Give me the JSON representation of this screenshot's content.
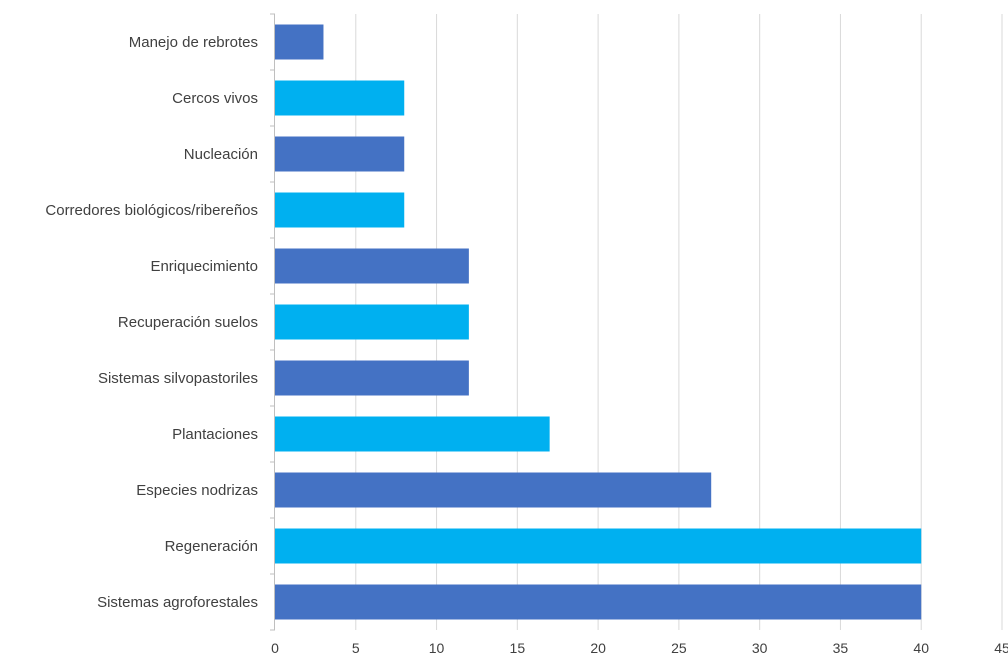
{
  "chart_data": {
    "type": "bar",
    "orientation": "horizontal",
    "categories": [
      "Manejo de rebrotes",
      "Cercos vivos",
      "Nucleación",
      "Corredores biológicos/ribereños",
      "Enriquecimiento",
      "Recuperación suelos",
      "Sistemas silvopastoriles",
      "Plantaciones",
      "Especies nodrizas",
      "Regeneración",
      "Sistemas agroforestales"
    ],
    "values": [
      3,
      8,
      8,
      8,
      12,
      12,
      12,
      17,
      27,
      40,
      40
    ],
    "xlim": [
      0,
      45
    ],
    "xticks": [
      "0",
      "5",
      "10",
      "15",
      "20",
      "25",
      "30",
      "35",
      "40",
      "45"
    ],
    "grid": "vertical",
    "colors": {
      "dark_bar": "#4472C4",
      "light_bar": "#00B0F0",
      "grid": "#D9D9D9",
      "axis": "#BFBFBF",
      "text": "#404040"
    }
  }
}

▸ What to produce
Transcribe every entry word for word, but omit the pictures.

▸ Correct result
Give me the JSON representation of this screenshot's content.
{
  "chart_data": {
    "type": "bar",
    "orientation": "horizontal",
    "categories": [
      "Manejo de rebrotes",
      "Cercos vivos",
      "Nucleación",
      "Corredores biológicos/ribereños",
      "Enriquecimiento",
      "Recuperación suelos",
      "Sistemas silvopastoriles",
      "Plantaciones",
      "Especies nodrizas",
      "Regeneración",
      "Sistemas agroforestales"
    ],
    "values": [
      3,
      8,
      8,
      8,
      12,
      12,
      12,
      17,
      27,
      40,
      40
    ],
    "xlim": [
      0,
      45
    ],
    "xticks": [
      "0",
      "5",
      "10",
      "15",
      "20",
      "25",
      "30",
      "35",
      "40",
      "45"
    ],
    "grid": "vertical",
    "colors": {
      "dark_bar": "#4472C4",
      "light_bar": "#00B0F0",
      "grid": "#D9D9D9",
      "axis": "#BFBFBF",
      "text": "#404040"
    }
  }
}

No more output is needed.